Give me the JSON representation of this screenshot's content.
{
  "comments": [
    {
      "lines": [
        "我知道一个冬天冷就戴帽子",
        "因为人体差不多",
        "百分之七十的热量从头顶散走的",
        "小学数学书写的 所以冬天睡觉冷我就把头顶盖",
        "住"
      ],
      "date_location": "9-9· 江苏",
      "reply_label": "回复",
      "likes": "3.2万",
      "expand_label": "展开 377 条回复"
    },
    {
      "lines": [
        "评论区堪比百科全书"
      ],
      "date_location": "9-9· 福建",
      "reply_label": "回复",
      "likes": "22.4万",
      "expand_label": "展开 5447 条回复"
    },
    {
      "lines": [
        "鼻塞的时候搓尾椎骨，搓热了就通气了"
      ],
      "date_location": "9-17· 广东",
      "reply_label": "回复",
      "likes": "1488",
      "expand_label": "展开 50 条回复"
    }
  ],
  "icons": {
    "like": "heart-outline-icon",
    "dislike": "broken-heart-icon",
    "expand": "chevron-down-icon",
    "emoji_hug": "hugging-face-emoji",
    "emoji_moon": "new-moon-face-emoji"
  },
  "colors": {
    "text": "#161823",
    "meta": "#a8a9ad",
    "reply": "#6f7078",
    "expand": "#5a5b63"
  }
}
- - - - -
* **WRITTEN PROBLEM**
Return every entry exactly as given.

* **RESPONSE**
Give me the JSON representation of this screenshot's content.
{
  "comments": [
    {
      "lines": [
        "我知道一个冬天冷就戴帽子",
        "因为人体差不多",
        "百分之七十的热量从头顶散走的",
        "小学数学书写的 所以冬天睡觉冷我就把头顶盖",
        "住"
      ],
      "date_location": "9-9· 江苏",
      "reply_label": "回复",
      "likes": "3.2万",
      "expand_label": "展开 377 条回复"
    },
    {
      "lines": [
        "评论区堪比百科全书"
      ],
      "date_location": "9-9· 福建",
      "reply_label": "回复",
      "likes": "22.4万",
      "expand_label": "展开 5447 条回复"
    },
    {
      "lines": [
        "鼻塞的时候搓尾椎骨，搓热了就通气了"
      ],
      "date_location": "9-17· 广东",
      "reply_label": "回复",
      "likes": "1488",
      "expand_label": "展开 50 条回复"
    }
  ],
  "icons": {
    "like": "heart-outline-icon",
    "dislike": "broken-heart-icon",
    "expand": "chevron-down-icon",
    "emoji_hug": "hugging-face-emoji",
    "emoji_moon": "new-moon-face-emoji"
  },
  "colors": {
    "text": "#161823",
    "meta": "#a8a9ad",
    "reply": "#6f7078",
    "expand": "#5a5b63"
  }
}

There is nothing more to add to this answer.